Task objective: Transcribe the listing that follows in full, omitting pictures.

=== Recorded data ===

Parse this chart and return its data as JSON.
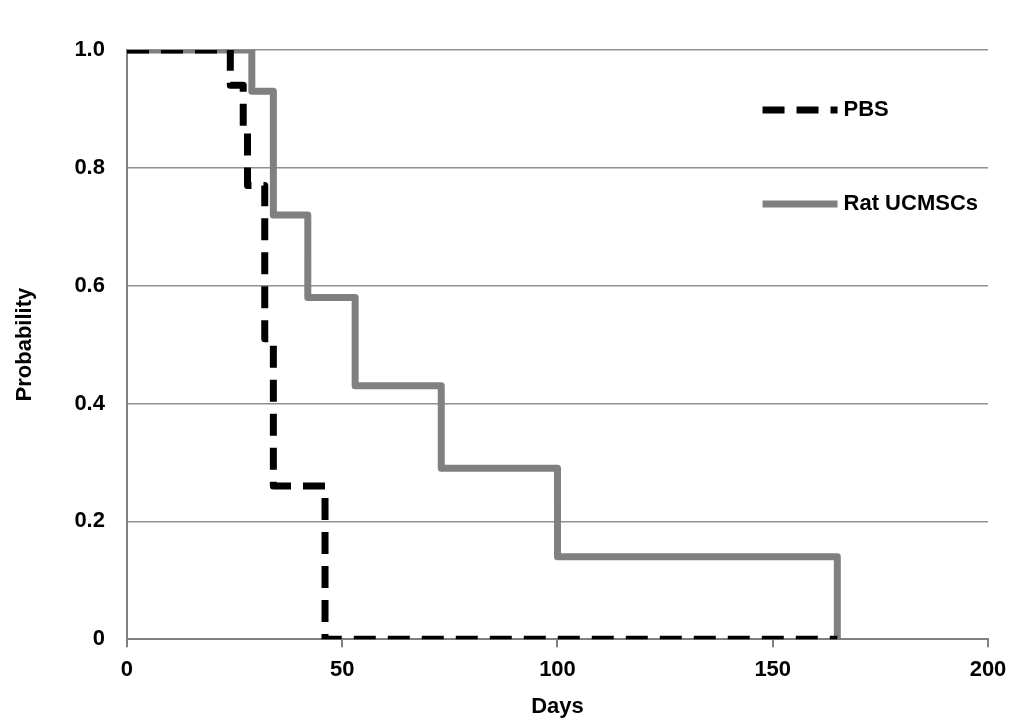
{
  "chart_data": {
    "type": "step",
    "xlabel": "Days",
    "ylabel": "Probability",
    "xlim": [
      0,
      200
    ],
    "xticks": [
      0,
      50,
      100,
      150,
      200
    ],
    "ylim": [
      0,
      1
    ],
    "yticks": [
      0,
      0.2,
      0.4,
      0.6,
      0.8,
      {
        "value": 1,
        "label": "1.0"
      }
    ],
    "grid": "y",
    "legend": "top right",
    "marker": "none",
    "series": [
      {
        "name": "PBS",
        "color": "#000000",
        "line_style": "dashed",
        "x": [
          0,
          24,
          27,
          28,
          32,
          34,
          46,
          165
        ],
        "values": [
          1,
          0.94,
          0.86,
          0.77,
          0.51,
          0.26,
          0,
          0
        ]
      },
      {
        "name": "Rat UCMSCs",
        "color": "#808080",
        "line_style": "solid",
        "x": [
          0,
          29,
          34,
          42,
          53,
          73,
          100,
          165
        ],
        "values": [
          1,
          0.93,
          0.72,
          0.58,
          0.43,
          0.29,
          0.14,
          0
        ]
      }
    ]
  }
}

===

Reply to the exercise:
Parse this chart and return its data as JSON.
{
  "chart_data": {
    "type": "step",
    "xlabel": "Days",
    "ylabel": "Probability",
    "xlim": [
      0,
      200
    ],
    "xticks": [
      0,
      50,
      100,
      150,
      200
    ],
    "ylim": [
      0,
      1
    ],
    "yticks": [
      0,
      0.2,
      0.4,
      0.6,
      0.8,
      {
        "value": 1,
        "label": "1.0"
      }
    ],
    "grid": "y",
    "legend": "top right",
    "marker": "none",
    "series": [
      {
        "name": "PBS",
        "color": "#000000",
        "line_style": "dashed",
        "x": [
          0,
          24,
          27,
          28,
          32,
          34,
          46,
          165
        ],
        "values": [
          1,
          0.94,
          0.86,
          0.77,
          0.51,
          0.26,
          0,
          0
        ]
      },
      {
        "name": "Rat UCMSCs",
        "color": "#808080",
        "line_style": "solid",
        "x": [
          0,
          29,
          34,
          42,
          53,
          73,
          100,
          165
        ],
        "values": [
          1,
          0.93,
          0.72,
          0.58,
          0.43,
          0.29,
          0.14,
          0
        ]
      }
    ]
  }
}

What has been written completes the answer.